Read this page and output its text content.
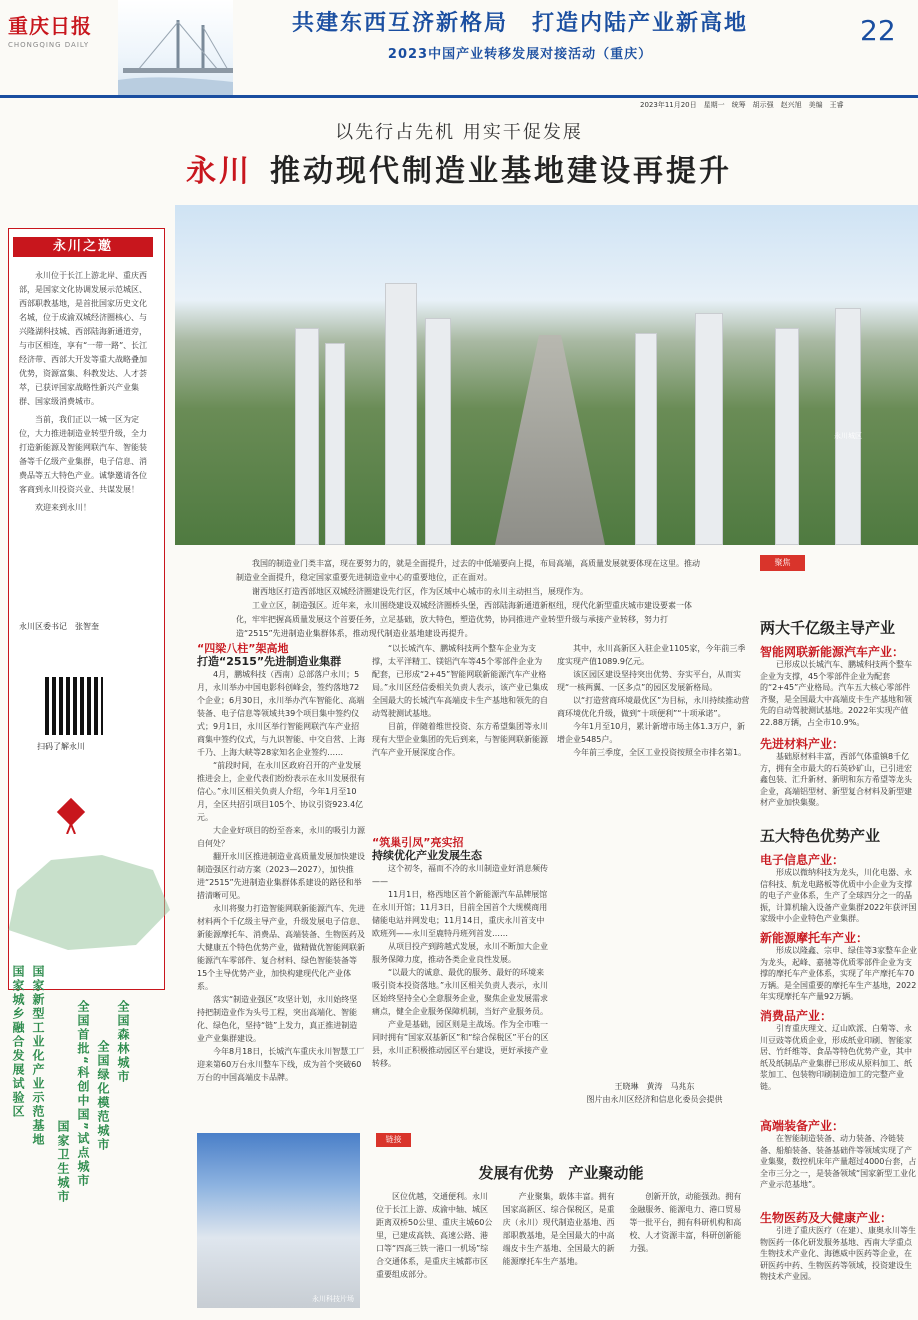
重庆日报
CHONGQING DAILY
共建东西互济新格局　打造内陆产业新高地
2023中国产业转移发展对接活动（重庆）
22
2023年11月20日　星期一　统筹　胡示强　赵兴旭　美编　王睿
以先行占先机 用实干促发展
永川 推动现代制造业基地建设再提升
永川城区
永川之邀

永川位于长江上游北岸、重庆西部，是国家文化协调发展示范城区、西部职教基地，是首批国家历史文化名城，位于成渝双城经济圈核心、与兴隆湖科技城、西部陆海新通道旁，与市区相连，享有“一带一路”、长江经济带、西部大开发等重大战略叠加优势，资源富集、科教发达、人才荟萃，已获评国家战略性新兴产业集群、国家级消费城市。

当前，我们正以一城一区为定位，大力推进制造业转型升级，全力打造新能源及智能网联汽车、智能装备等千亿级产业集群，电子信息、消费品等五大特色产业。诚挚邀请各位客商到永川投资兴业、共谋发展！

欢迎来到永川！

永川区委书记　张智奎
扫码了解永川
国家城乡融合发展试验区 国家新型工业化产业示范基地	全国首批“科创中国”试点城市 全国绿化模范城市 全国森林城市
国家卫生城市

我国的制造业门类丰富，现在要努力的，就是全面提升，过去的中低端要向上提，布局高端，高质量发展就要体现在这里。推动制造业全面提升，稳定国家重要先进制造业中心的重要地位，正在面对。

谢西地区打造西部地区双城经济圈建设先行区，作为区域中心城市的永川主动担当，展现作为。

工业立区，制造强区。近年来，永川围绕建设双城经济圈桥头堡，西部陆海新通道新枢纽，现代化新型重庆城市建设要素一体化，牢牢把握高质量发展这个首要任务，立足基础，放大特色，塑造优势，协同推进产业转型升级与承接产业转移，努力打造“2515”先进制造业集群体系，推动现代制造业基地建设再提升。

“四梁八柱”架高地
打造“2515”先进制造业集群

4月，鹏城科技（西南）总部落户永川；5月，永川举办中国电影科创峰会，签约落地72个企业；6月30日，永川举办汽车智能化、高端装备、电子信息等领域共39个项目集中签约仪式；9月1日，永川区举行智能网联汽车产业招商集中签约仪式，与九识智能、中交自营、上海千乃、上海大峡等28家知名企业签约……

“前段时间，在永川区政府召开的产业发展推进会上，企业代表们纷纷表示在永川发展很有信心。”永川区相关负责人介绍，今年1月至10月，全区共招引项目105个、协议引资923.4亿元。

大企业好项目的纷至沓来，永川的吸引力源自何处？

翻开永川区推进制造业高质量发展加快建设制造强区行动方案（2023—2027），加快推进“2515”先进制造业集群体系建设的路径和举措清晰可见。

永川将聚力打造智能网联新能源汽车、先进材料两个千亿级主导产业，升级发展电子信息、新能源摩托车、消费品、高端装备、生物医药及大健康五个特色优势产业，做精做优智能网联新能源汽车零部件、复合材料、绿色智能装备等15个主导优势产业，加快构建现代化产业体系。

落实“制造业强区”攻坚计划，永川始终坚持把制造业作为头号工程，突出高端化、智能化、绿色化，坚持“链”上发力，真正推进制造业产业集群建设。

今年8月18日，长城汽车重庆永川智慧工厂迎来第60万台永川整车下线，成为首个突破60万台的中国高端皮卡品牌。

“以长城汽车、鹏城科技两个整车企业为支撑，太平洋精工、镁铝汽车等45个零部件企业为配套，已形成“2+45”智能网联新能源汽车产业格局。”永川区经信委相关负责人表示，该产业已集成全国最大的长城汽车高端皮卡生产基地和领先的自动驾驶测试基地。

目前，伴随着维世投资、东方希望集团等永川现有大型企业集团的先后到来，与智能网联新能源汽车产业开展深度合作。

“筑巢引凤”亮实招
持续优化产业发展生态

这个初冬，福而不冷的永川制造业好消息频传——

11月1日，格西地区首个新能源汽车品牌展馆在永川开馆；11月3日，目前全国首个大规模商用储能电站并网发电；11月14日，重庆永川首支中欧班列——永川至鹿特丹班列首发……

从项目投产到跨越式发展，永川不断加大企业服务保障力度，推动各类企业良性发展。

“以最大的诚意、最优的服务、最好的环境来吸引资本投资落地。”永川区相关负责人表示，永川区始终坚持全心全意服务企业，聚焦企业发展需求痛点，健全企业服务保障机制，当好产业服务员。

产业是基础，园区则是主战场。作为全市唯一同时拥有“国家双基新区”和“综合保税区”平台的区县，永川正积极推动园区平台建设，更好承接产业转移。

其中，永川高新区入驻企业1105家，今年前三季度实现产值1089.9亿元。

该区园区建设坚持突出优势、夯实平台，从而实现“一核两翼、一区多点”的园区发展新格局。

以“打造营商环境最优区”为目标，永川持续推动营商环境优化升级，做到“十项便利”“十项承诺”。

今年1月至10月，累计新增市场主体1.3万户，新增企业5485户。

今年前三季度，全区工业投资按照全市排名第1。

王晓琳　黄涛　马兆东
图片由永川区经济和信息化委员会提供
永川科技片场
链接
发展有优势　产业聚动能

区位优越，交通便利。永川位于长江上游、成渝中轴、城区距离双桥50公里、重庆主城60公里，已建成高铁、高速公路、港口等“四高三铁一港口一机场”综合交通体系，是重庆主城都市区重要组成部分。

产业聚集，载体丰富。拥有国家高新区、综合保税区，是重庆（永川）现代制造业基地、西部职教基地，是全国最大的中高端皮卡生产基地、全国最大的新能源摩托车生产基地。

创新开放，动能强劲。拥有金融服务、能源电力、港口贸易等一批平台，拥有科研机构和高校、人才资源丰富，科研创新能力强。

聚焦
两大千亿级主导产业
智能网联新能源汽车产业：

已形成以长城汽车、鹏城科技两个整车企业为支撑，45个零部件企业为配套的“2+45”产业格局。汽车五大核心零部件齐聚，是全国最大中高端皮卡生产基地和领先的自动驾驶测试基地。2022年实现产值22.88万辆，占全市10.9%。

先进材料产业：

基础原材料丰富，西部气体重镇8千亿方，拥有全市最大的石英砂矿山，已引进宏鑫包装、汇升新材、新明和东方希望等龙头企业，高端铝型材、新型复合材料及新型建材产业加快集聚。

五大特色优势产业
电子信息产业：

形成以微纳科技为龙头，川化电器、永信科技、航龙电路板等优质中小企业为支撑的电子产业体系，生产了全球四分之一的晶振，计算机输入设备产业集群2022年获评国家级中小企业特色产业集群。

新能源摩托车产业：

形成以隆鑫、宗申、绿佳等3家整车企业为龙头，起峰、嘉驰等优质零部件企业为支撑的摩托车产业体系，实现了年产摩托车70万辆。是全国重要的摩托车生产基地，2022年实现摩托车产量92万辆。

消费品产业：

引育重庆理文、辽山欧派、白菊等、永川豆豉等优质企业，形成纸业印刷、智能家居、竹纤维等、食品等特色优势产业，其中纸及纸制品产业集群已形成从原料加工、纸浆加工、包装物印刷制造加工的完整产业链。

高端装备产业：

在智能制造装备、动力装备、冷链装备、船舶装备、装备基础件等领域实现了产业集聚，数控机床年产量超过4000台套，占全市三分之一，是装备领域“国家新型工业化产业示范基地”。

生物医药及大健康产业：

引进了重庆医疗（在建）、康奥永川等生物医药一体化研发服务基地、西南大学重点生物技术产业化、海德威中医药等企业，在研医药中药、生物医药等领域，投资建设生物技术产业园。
* * *
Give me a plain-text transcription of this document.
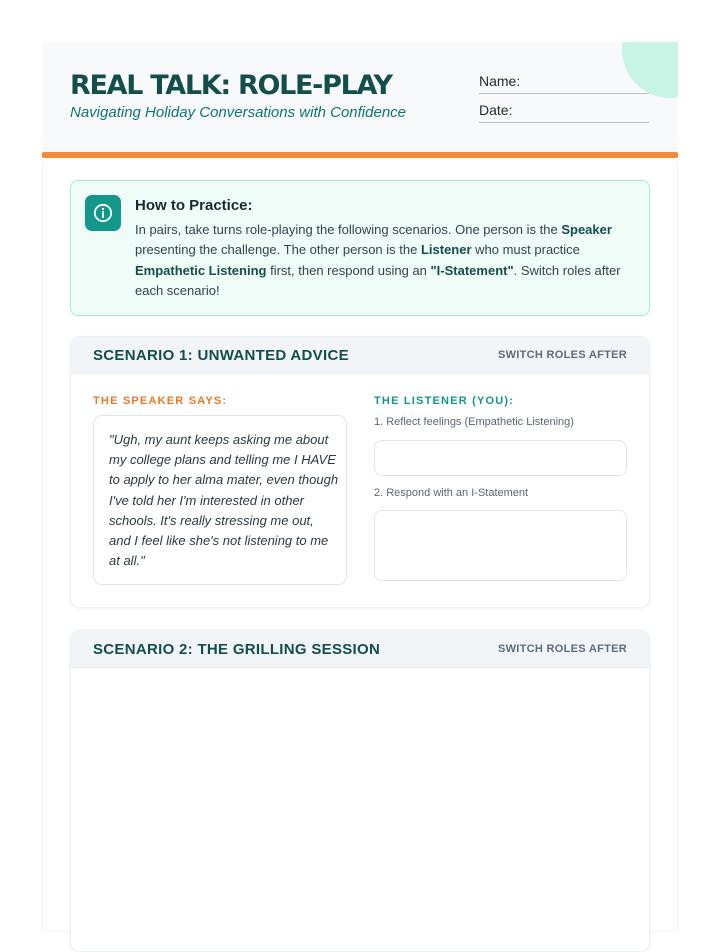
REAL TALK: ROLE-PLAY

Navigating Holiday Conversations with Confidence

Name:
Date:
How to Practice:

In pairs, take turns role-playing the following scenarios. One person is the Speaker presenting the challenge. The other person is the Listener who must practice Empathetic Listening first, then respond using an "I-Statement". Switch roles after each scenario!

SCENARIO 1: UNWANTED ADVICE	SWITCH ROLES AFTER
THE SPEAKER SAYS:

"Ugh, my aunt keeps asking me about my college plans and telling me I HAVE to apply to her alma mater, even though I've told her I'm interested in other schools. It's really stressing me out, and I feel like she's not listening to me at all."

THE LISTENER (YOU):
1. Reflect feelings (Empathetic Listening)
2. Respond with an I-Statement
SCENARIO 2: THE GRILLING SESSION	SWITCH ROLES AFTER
* * *
Copy every line above in which the string "西部职教基地" shows up.

永川位于长江上游北岸、重庆西部，是国家文化协调发展示范城区、西部职教基地，是首批国家历史文化名城，位于成渝双城经济圈核心、与兴隆湖科技城、西部陆海新通道旁，与市区相连，享有“一带一路”、长江经济带、西部大开发等重大战略叠加优势，资源富集、科教发达、人才荟萃，已获评国家战略性新兴产业集群、国家级消费城市。
产业聚集，载体丰富。拥有国家高新区、综合保税区，是重庆（永川）现代制造业基地、西部职教基地，是全国最大的中高端皮卡生产基地、全国最大的新能源摩托车生产基地。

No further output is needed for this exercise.